Do this: Identify each line below containing the string "όχημα" and copy it.

Records shown:
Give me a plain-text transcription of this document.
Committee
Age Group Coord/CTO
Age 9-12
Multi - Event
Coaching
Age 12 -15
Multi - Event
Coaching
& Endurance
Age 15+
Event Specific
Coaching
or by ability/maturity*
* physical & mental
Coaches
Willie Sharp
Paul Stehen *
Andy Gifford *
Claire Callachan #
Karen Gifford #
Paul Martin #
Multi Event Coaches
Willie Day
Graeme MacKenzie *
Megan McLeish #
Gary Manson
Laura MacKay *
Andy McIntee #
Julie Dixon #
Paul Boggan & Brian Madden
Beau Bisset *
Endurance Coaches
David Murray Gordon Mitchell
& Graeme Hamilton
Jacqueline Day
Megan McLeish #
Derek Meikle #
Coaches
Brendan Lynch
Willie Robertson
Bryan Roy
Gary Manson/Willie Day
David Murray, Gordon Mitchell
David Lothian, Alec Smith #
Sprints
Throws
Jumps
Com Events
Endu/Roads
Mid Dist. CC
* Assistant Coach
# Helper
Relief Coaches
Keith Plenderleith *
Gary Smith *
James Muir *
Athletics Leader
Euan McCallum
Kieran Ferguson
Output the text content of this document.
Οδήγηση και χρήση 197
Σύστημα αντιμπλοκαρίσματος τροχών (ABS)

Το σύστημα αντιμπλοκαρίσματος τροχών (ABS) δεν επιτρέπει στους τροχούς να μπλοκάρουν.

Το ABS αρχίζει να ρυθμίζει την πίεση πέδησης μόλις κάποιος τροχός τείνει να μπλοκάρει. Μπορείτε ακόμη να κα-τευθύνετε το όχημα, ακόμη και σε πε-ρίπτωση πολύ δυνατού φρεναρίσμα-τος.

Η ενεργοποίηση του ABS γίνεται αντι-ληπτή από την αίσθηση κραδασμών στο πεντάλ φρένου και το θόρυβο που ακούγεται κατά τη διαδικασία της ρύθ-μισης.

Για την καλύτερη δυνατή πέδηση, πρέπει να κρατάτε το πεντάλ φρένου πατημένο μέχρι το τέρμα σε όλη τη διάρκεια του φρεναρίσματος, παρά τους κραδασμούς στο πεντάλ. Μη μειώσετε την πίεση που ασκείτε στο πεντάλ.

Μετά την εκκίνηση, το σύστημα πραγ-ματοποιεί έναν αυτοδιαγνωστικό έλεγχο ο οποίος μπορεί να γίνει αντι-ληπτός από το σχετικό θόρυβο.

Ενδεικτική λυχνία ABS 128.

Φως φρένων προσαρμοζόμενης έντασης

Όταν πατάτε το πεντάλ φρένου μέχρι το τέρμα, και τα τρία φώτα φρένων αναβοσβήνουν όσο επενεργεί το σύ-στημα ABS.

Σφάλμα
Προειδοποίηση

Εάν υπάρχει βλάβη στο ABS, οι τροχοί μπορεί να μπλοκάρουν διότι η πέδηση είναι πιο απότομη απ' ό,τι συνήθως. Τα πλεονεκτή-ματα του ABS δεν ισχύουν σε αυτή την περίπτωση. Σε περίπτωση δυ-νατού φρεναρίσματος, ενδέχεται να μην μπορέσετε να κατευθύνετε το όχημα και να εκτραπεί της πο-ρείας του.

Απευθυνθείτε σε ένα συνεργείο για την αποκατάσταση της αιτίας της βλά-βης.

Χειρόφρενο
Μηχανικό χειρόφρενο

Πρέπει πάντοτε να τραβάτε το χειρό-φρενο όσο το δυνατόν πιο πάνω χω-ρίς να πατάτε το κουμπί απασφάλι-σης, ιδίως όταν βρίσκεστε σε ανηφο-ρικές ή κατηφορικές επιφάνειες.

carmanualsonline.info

Final result:
Το ABS αρχίζει να ρυθμίζει την πίεση πέδησης μόλις κάποιος τροχός τείνει να μπλοκάρει. Μπορείτε ακόμη να κα-τευθύνετε το όχημα, ακόμη και σε πε-ρίπτωση πολύ δυνατού φρεναρίσμα-τος.
Εάν υπάρχει βλάβη στο ABS, οι τροχοί μπορεί να μπλοκάρουν διότι η πέδηση είναι πιο απότομη απ' ό,τι συνήθως. Τα πλεονεκτή-ματα του ABS δεν ισχύουν σε αυτή την περίπτωση. Σε περίπτωση δυ-νατού φρεναρίσματος, ενδέχεται να μην μπορέσετε να κατευθύνετε το όχημα και να εκτραπεί της πο-ρείας του.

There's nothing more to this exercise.